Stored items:
»»
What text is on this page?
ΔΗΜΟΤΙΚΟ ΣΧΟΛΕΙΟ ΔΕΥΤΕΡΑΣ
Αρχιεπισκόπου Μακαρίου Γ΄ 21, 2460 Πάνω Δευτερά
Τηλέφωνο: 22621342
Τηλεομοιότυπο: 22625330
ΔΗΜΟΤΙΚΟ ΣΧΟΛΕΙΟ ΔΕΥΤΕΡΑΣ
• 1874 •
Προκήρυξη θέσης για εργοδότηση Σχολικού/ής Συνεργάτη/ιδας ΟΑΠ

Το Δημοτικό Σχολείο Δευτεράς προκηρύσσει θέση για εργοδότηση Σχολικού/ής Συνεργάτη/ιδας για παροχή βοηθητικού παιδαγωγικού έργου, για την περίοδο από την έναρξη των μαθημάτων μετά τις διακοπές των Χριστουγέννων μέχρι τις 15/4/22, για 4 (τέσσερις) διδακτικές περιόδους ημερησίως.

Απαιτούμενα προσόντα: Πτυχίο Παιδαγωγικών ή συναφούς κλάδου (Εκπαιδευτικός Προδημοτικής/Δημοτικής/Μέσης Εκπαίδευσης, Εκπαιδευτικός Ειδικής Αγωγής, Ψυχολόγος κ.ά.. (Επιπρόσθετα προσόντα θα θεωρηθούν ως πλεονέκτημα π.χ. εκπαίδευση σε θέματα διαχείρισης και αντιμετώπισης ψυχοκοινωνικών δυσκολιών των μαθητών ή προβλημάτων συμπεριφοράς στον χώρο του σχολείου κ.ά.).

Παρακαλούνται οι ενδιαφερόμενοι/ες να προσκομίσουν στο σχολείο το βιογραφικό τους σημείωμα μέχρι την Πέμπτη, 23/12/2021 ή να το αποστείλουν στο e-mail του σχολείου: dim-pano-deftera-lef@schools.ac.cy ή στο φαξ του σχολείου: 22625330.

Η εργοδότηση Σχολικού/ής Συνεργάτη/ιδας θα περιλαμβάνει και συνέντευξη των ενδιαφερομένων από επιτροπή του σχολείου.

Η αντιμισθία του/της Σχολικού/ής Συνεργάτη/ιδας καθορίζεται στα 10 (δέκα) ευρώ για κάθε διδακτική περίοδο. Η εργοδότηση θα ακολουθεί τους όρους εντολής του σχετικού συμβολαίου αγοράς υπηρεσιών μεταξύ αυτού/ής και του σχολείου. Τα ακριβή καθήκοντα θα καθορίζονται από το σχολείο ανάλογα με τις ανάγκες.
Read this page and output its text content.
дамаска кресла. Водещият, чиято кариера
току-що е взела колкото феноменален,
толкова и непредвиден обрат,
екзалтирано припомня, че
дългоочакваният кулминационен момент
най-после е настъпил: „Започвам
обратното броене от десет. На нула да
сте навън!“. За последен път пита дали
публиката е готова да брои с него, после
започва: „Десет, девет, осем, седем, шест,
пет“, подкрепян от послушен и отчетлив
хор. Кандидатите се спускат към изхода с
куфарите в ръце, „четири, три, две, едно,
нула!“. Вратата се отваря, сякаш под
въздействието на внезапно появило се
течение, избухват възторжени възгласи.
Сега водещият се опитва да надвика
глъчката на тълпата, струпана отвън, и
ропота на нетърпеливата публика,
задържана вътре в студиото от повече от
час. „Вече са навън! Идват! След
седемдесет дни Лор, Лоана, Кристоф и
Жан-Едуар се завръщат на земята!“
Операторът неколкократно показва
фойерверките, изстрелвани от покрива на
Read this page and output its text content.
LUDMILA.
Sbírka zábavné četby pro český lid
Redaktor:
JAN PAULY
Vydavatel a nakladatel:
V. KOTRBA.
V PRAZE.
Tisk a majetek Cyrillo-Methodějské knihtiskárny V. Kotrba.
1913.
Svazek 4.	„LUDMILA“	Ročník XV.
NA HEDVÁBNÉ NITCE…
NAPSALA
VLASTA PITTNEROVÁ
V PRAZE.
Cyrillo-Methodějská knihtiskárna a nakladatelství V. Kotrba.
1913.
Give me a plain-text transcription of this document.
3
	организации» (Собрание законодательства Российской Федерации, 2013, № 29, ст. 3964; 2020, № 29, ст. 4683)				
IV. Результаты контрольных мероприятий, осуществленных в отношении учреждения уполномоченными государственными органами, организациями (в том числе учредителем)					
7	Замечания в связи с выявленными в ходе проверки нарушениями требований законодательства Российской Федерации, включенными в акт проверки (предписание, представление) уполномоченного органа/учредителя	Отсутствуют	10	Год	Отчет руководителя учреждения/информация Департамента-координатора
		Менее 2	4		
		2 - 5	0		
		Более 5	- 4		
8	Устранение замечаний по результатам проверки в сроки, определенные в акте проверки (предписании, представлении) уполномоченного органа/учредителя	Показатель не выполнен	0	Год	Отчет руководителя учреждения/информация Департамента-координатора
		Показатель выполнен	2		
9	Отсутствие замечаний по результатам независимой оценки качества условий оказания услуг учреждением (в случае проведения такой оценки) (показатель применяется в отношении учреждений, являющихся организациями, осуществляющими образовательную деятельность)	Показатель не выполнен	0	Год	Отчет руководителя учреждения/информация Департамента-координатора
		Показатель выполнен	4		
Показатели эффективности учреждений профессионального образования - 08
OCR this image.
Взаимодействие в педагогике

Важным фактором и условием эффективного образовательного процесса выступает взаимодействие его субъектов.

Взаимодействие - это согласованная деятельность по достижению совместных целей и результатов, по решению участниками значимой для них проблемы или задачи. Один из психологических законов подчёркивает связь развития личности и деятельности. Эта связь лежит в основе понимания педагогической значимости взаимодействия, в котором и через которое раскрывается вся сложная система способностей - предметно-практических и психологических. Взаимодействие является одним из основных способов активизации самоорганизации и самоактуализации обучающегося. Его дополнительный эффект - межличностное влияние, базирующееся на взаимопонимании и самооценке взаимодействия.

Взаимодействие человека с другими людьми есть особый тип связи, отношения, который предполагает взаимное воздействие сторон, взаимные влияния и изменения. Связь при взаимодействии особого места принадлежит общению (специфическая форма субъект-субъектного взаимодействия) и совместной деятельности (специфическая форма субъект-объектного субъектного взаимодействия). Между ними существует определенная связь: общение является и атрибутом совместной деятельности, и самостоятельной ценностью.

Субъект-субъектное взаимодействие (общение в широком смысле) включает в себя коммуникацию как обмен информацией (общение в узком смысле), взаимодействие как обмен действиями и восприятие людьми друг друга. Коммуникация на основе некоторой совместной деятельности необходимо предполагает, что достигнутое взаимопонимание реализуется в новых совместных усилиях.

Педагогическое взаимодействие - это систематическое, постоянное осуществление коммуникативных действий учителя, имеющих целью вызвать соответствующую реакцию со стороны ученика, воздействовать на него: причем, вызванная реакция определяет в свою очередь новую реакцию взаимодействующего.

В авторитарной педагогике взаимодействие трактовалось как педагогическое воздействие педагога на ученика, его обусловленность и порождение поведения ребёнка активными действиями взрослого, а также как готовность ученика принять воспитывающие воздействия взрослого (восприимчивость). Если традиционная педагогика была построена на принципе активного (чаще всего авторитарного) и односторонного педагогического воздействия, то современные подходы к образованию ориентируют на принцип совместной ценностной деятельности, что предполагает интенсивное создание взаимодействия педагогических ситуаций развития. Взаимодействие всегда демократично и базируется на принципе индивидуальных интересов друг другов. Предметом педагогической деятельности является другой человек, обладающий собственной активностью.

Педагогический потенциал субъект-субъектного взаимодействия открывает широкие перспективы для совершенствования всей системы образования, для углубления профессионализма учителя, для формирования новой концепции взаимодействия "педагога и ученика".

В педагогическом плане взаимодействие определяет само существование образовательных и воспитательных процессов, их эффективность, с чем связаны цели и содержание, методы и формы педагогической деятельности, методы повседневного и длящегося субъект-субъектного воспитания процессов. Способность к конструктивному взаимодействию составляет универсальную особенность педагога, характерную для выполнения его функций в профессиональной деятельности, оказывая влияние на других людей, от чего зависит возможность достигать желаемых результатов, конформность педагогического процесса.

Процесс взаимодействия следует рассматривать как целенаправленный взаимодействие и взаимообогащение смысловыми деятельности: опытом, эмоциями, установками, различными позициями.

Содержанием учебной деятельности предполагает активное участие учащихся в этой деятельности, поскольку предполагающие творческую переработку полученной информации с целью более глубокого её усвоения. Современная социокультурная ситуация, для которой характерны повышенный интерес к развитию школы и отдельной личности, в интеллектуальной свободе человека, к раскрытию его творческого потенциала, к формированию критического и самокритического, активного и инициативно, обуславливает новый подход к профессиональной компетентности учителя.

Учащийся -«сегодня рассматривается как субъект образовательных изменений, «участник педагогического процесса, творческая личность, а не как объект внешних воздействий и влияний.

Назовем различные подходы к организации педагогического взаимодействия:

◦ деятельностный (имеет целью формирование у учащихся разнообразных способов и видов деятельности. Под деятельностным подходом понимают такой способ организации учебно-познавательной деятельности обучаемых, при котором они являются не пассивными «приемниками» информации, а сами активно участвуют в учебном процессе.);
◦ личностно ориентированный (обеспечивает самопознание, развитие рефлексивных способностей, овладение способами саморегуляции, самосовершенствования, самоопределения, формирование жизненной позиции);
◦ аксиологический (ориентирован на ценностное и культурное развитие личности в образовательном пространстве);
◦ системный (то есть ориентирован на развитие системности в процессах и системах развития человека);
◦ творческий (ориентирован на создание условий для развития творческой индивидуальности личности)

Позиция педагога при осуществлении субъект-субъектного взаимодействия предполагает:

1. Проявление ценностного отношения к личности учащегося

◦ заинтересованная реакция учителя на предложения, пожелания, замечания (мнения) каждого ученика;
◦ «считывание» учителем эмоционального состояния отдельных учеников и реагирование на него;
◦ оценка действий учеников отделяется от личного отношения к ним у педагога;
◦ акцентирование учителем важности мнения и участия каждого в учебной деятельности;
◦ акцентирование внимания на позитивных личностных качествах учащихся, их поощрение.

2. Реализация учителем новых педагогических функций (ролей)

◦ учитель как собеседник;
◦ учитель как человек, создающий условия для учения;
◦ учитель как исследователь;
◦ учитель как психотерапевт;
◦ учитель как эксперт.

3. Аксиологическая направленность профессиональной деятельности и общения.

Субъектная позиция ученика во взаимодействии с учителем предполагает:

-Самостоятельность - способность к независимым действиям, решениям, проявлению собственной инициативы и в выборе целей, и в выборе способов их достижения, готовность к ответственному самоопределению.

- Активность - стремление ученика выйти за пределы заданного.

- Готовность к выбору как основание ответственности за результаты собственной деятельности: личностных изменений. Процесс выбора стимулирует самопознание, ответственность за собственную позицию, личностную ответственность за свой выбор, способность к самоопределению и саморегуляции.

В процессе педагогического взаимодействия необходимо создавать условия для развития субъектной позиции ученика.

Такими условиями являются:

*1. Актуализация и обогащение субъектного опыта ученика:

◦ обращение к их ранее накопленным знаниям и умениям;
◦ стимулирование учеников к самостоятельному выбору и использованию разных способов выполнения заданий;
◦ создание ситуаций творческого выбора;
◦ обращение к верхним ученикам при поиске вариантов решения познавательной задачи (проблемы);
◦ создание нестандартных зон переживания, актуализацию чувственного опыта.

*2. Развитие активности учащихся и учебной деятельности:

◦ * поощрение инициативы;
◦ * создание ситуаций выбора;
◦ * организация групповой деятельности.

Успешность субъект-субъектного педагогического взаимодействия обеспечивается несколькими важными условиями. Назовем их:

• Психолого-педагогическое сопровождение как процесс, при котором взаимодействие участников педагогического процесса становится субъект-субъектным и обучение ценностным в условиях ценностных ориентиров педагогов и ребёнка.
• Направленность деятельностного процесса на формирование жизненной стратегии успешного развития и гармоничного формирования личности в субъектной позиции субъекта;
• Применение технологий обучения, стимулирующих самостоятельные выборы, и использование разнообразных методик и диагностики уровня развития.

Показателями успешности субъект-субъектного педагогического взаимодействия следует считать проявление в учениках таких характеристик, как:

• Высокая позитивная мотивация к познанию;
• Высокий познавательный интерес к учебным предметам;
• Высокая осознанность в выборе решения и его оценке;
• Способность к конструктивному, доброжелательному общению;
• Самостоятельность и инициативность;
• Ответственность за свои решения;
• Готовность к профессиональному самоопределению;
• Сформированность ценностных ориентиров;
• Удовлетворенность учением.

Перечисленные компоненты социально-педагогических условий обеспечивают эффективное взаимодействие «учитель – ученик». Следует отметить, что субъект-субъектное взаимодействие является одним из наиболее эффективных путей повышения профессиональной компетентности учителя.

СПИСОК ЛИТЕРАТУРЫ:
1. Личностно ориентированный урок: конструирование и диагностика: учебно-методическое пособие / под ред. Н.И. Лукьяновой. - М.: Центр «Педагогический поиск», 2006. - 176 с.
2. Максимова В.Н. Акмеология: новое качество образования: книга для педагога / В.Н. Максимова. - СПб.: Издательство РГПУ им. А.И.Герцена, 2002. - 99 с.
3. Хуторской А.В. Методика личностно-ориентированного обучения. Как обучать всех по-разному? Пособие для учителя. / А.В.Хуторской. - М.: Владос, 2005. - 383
««
The task: Work through the records line by line and tally those holding "опыта". Reply with the number alone.

Solution to the exercise: 2